*** ITEMS

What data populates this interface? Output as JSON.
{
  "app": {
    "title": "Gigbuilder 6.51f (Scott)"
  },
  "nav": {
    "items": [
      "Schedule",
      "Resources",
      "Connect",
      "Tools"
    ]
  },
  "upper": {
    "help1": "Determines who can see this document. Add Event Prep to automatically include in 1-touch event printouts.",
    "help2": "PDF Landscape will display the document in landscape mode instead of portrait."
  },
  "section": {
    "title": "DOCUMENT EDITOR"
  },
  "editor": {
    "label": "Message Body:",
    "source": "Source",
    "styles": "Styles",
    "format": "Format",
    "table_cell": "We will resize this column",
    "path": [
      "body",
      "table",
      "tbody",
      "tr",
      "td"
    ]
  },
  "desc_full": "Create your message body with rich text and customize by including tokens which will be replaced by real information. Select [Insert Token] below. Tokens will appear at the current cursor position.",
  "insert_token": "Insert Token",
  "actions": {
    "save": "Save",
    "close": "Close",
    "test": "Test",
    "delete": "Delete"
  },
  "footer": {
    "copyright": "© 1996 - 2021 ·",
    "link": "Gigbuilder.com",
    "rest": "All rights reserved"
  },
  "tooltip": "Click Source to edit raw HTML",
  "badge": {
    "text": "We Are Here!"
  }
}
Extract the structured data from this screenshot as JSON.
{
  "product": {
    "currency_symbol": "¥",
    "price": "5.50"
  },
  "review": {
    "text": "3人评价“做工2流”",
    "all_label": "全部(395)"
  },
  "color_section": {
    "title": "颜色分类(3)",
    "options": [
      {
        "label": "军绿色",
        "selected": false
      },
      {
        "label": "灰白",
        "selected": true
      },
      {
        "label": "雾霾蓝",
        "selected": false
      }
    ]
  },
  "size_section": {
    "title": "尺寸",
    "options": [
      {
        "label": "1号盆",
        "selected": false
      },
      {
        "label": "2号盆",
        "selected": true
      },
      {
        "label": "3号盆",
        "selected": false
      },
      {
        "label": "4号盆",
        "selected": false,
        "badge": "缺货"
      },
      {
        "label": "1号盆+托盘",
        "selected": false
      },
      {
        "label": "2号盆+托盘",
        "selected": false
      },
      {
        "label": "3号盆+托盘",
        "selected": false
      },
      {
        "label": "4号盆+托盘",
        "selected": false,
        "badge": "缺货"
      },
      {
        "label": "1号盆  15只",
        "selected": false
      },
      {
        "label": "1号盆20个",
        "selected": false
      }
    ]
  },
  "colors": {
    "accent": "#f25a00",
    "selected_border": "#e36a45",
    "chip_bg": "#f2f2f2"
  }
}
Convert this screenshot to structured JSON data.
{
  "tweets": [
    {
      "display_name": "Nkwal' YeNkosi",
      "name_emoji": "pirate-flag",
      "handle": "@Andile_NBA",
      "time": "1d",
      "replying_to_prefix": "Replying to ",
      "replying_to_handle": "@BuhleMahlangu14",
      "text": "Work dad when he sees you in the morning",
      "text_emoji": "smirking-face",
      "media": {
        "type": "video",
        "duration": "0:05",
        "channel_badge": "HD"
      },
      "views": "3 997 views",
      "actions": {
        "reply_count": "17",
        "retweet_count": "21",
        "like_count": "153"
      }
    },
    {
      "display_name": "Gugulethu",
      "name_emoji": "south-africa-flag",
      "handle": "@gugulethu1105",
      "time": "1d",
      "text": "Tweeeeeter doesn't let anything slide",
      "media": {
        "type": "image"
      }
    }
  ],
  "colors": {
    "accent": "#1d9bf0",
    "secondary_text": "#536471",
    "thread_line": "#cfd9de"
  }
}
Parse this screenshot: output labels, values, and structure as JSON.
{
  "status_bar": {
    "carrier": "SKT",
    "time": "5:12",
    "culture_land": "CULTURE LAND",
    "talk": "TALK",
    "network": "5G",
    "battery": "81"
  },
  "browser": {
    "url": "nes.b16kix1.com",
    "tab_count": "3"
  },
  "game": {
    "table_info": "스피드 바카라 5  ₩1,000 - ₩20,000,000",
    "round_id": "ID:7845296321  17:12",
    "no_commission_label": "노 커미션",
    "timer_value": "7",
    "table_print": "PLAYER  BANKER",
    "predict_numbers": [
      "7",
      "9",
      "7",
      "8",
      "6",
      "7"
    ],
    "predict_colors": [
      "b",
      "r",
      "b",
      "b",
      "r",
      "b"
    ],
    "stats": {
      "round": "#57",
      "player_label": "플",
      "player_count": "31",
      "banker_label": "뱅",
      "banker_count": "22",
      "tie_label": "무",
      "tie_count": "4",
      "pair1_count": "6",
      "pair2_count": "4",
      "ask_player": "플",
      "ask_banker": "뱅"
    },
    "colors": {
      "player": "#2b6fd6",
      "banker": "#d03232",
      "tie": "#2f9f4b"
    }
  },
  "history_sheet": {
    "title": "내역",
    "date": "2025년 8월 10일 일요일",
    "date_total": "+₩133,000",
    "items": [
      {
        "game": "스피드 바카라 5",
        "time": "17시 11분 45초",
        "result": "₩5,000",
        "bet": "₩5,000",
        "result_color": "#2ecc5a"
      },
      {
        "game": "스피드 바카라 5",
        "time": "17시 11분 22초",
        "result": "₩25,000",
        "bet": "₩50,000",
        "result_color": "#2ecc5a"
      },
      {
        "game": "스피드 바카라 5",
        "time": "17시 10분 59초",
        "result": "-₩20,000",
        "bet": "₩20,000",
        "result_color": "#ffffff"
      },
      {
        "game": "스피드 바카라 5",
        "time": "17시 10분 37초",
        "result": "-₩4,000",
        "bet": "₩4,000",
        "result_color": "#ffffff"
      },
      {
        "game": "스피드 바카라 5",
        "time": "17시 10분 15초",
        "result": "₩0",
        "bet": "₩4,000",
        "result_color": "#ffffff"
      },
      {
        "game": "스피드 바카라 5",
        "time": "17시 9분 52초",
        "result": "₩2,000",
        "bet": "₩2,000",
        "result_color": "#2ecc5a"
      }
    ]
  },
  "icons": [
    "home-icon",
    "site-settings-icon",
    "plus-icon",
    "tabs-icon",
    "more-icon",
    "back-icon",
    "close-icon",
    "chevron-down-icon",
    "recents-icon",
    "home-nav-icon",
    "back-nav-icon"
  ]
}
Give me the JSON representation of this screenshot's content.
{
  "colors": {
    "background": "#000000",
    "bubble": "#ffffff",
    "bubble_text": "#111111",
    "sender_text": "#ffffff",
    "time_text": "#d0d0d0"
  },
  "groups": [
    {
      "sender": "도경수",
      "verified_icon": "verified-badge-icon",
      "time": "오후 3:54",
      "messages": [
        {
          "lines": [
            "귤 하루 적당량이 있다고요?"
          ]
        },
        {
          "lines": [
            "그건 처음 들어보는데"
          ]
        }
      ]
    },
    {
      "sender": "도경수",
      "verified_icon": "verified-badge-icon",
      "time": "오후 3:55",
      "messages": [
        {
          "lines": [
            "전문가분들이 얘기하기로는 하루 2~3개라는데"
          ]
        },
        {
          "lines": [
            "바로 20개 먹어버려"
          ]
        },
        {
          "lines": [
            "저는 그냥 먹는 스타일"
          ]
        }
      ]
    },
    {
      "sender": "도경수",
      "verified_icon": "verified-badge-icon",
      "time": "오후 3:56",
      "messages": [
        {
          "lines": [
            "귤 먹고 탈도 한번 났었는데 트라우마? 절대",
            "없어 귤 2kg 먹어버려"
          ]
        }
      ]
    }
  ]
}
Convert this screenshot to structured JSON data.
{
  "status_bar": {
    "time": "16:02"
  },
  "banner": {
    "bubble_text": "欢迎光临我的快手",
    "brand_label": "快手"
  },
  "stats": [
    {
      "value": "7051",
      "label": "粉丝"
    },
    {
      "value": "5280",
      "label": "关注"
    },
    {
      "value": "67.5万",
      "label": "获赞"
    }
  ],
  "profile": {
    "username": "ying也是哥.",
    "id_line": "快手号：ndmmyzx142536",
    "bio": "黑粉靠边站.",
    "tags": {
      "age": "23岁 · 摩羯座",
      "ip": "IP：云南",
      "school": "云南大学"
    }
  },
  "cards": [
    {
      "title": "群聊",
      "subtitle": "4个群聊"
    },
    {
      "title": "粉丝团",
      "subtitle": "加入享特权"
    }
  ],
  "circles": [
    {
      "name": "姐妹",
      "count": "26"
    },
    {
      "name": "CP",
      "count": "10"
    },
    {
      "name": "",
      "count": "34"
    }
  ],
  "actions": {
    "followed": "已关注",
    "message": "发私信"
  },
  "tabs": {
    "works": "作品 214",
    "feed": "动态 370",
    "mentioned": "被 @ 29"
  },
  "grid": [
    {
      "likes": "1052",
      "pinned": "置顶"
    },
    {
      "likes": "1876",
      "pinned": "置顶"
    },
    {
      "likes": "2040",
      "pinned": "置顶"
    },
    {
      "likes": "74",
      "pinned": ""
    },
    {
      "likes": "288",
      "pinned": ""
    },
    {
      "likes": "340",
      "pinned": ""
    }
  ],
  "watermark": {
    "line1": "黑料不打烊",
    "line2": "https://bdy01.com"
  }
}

******

WHAT TO WORK ON: Show all lines from the data above in which the word "Gigbuilder" appears.

PROBLEM SOLUTION:
    "title": "Gigbuilder 6.51f (Scott)"
    "link": "Gigbuilder.com",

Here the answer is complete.